• _GIVEN PROBLEM_
From the entries below, gather every line containing the string "voltage".

• _RECORDS FOR THIS TASK_
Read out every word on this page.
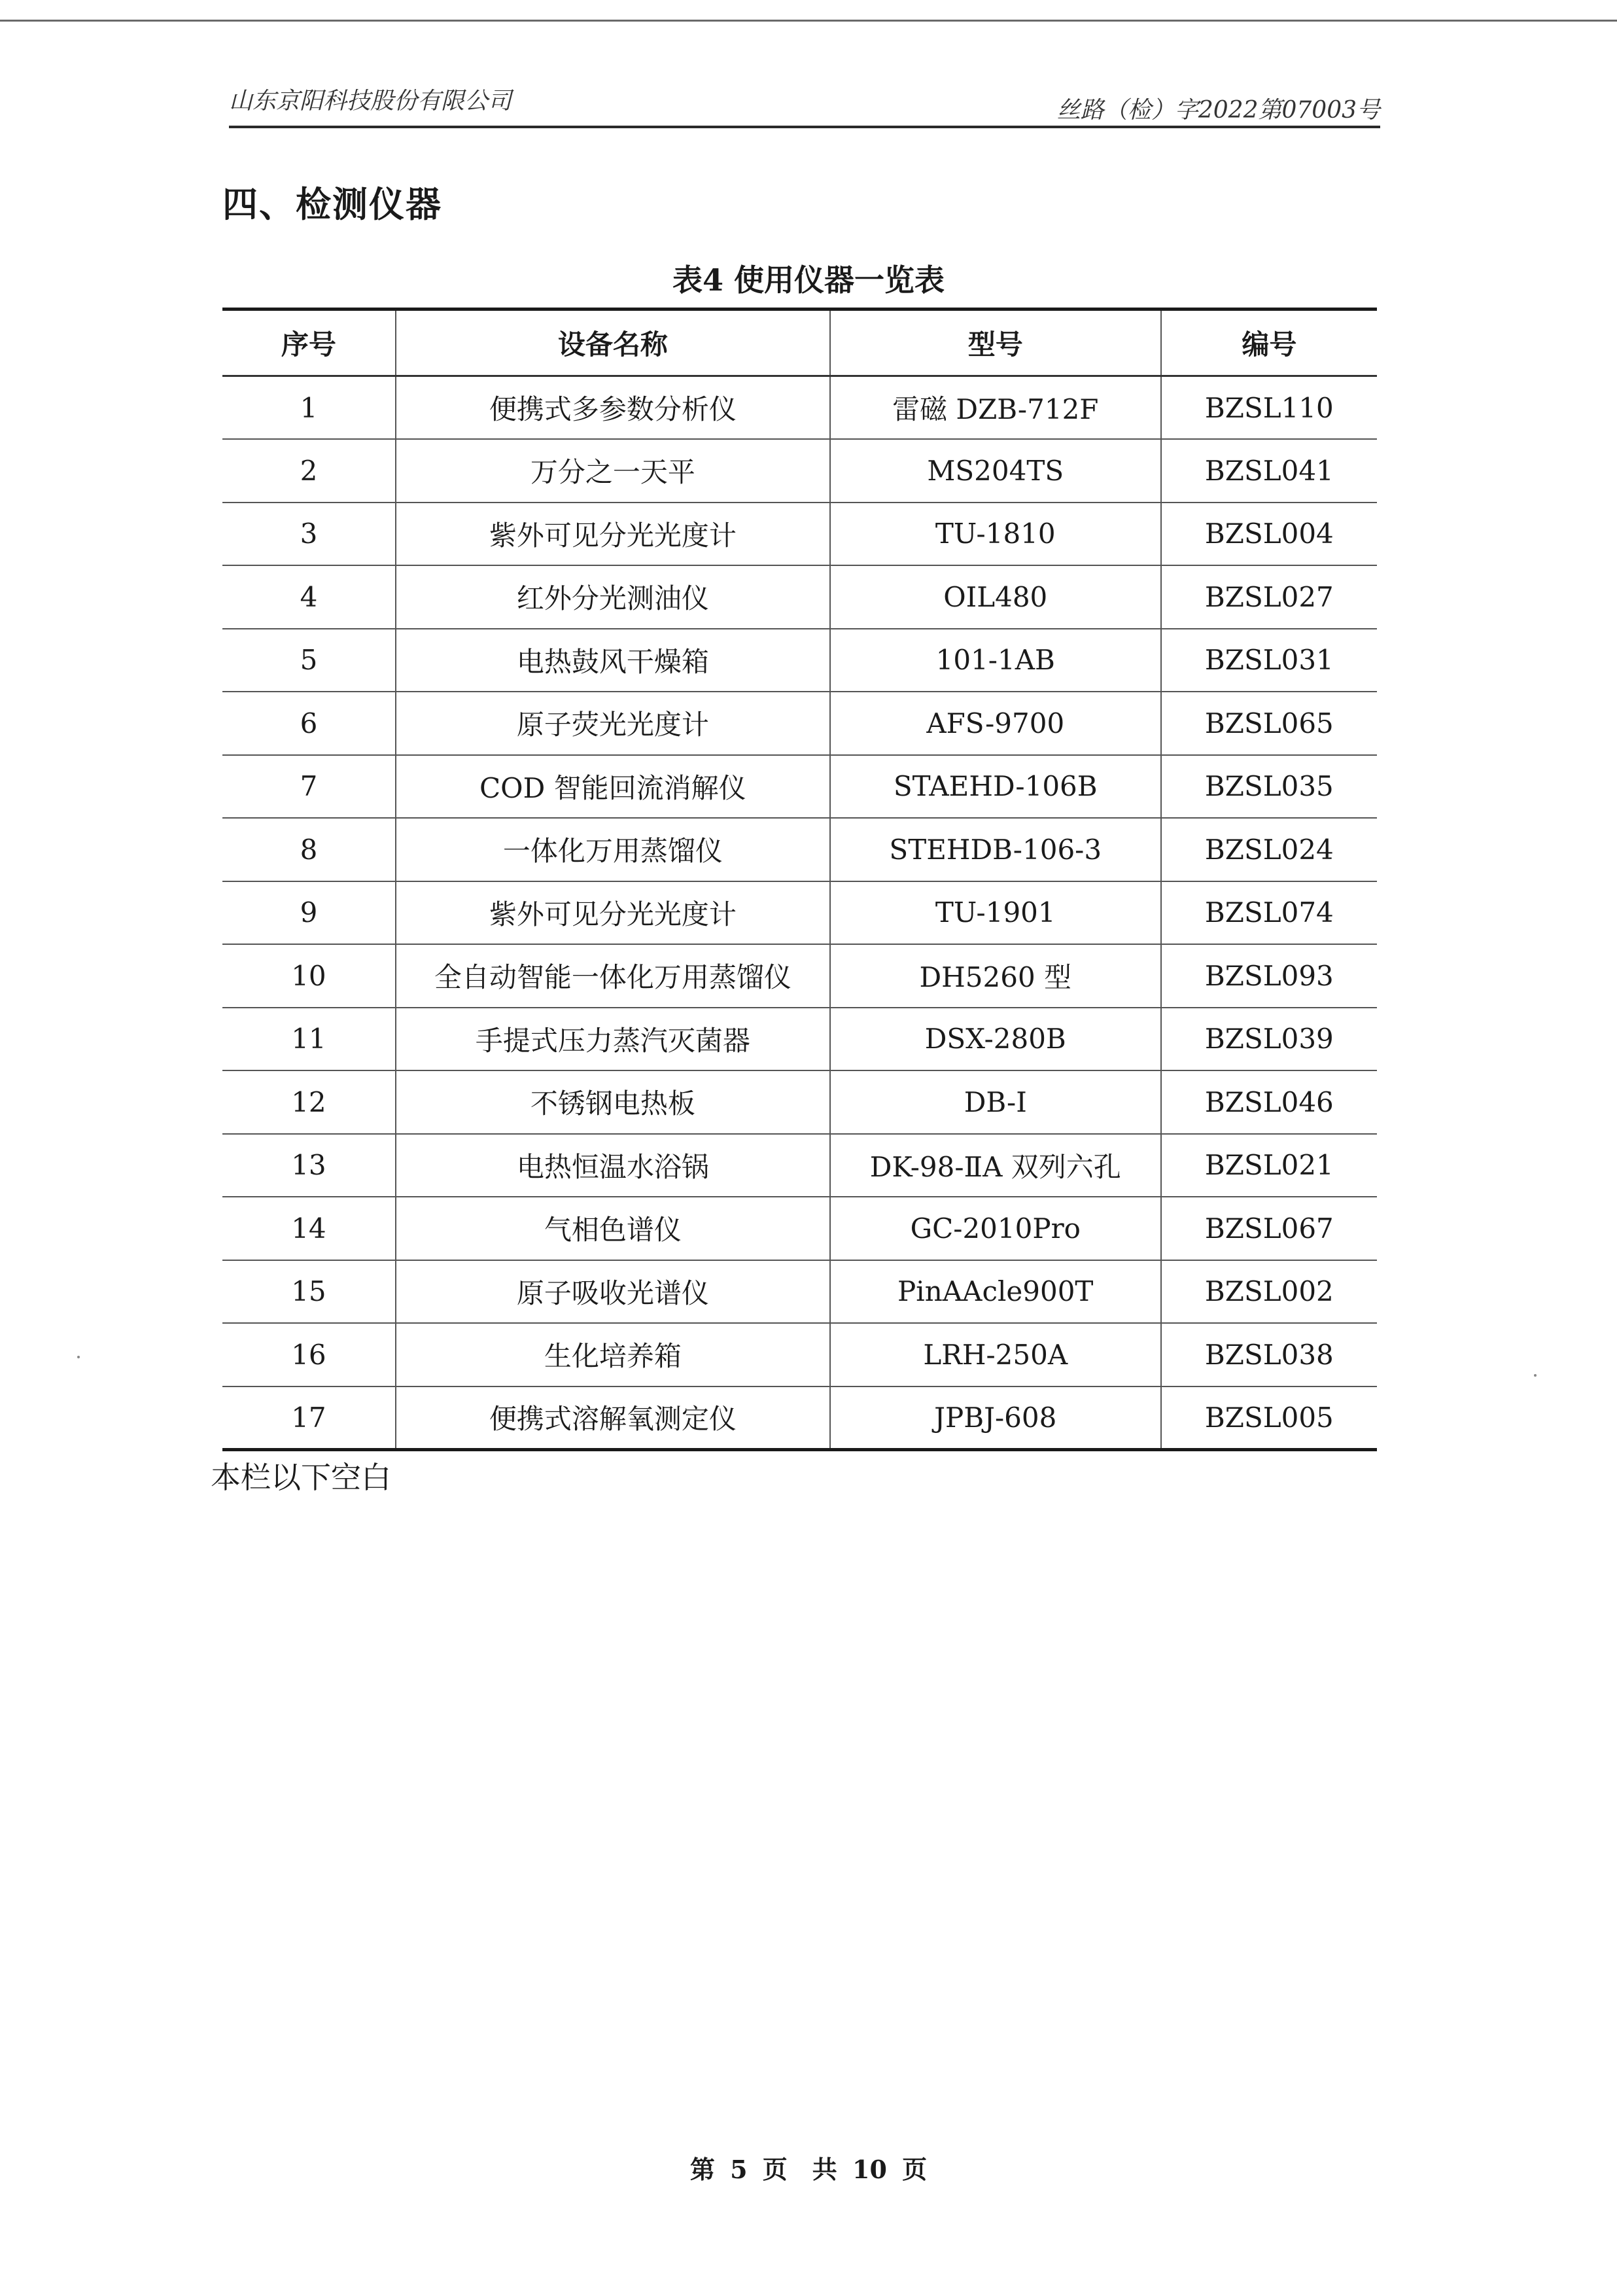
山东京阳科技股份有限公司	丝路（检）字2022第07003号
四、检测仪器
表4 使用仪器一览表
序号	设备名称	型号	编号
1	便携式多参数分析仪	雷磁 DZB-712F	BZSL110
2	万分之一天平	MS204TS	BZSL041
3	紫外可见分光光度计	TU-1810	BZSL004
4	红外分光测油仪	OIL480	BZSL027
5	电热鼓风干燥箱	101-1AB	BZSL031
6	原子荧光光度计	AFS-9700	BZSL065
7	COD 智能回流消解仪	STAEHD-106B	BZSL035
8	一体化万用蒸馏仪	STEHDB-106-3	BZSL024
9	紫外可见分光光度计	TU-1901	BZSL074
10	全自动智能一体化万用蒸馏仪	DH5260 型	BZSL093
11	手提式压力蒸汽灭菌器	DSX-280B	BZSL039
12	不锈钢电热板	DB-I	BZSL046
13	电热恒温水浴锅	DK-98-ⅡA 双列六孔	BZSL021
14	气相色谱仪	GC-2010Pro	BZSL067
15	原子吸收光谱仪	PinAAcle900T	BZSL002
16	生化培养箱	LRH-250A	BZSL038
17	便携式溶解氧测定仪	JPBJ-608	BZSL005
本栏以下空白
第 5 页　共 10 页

==

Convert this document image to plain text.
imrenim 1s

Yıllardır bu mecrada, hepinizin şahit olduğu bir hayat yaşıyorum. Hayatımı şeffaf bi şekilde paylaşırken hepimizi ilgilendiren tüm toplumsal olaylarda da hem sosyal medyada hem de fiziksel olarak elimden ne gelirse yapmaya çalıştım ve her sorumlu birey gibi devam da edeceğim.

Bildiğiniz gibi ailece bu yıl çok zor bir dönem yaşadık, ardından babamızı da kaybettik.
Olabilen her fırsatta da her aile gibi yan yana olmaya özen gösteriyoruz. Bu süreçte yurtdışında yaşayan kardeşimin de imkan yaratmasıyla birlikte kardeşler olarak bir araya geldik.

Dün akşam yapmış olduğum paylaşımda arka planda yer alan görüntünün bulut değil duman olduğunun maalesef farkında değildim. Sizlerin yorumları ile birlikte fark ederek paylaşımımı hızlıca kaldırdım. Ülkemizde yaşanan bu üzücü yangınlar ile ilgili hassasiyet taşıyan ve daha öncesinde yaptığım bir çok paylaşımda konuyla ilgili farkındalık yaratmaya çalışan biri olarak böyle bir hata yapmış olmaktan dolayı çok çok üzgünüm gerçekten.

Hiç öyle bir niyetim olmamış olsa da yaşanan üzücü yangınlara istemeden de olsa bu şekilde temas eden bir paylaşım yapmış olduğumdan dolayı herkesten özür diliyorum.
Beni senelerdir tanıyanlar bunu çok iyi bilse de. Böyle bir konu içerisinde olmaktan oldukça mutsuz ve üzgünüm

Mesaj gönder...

==

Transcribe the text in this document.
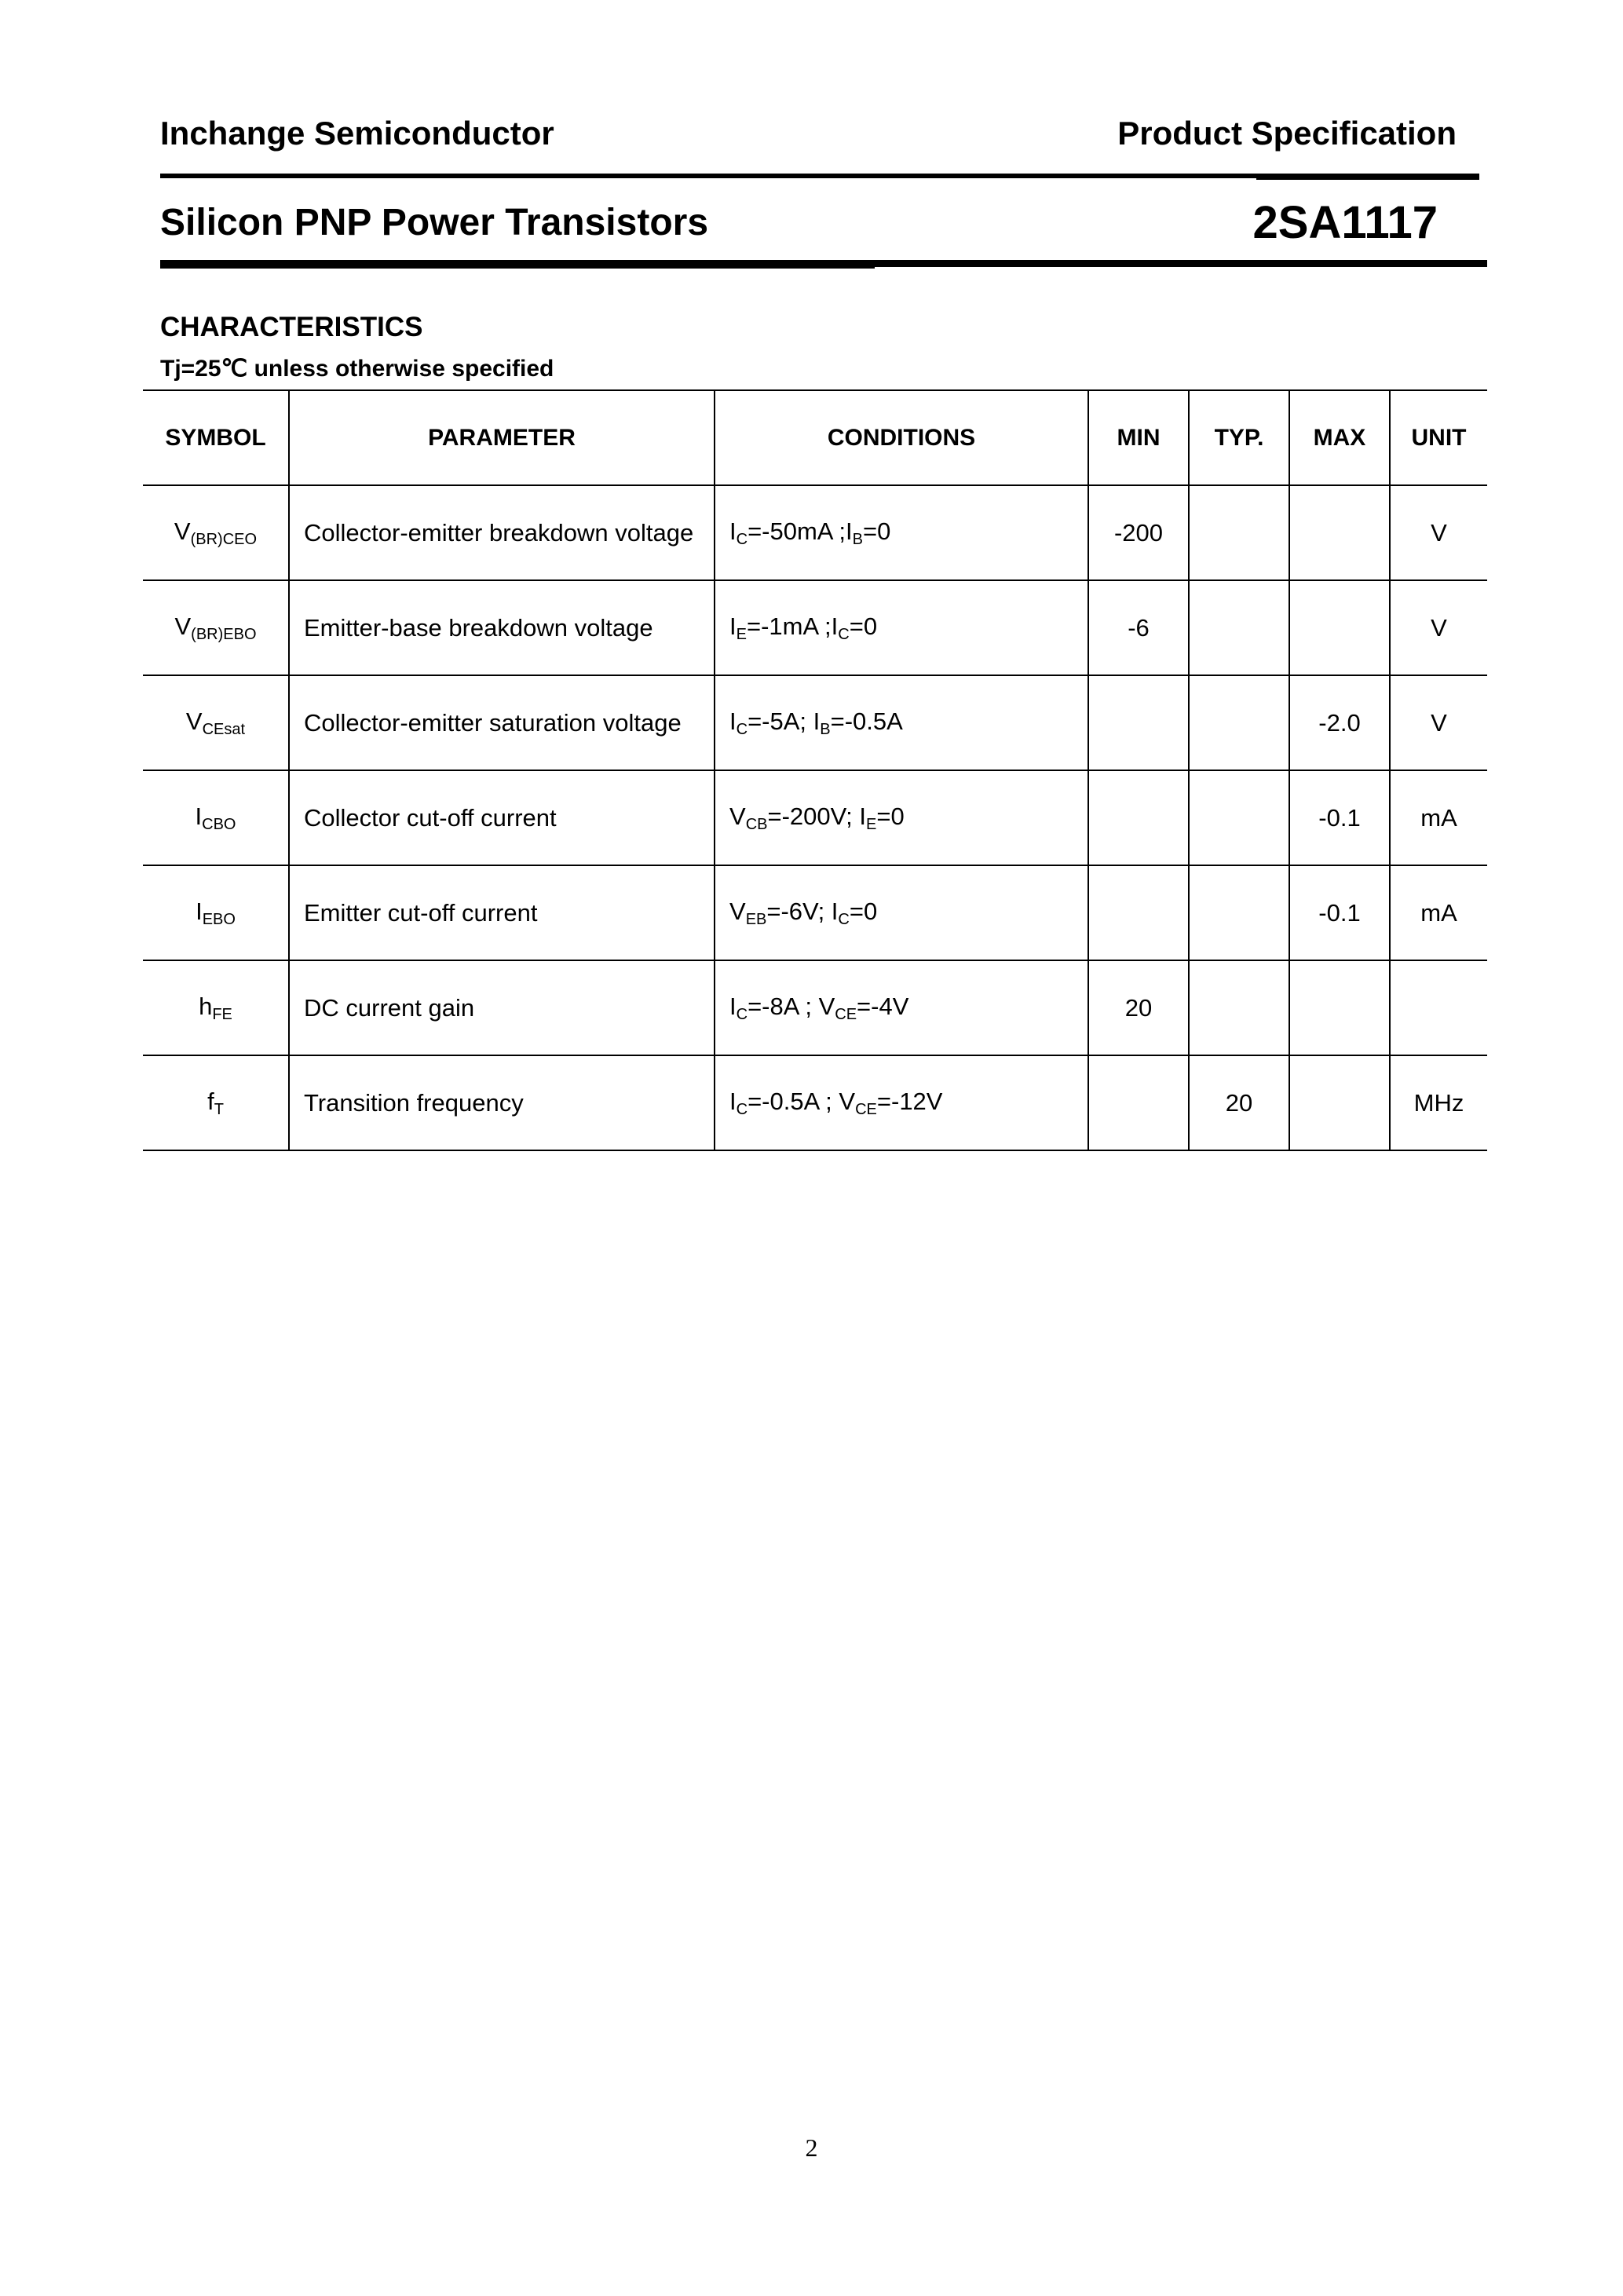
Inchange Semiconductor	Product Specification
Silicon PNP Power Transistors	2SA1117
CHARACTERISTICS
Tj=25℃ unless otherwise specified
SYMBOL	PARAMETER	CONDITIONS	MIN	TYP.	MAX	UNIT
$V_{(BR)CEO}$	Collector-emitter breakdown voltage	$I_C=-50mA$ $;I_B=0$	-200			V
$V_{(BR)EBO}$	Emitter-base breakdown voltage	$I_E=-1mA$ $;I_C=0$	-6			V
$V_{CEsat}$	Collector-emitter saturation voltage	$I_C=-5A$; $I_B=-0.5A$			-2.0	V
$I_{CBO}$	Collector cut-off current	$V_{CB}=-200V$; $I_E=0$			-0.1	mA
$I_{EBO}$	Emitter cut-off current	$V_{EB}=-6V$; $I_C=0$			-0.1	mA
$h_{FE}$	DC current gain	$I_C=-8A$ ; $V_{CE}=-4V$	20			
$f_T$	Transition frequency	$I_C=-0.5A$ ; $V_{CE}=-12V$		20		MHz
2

• _COMPLETED TASK_
$V_{(BR)CEO}$	Collector-emitter breakdown voltage	$I_C=-50mA$ $;I_B=0$	-200			V
$V_{(BR)EBO}$	Emitter-base breakdown voltage	$I_E=-1mA$ $;I_C=0$	-6			V
$V_{CEsat}$	Collector-emitter saturation voltage	$I_C=-5A$; $I_B=-0.5A$			-2.0	V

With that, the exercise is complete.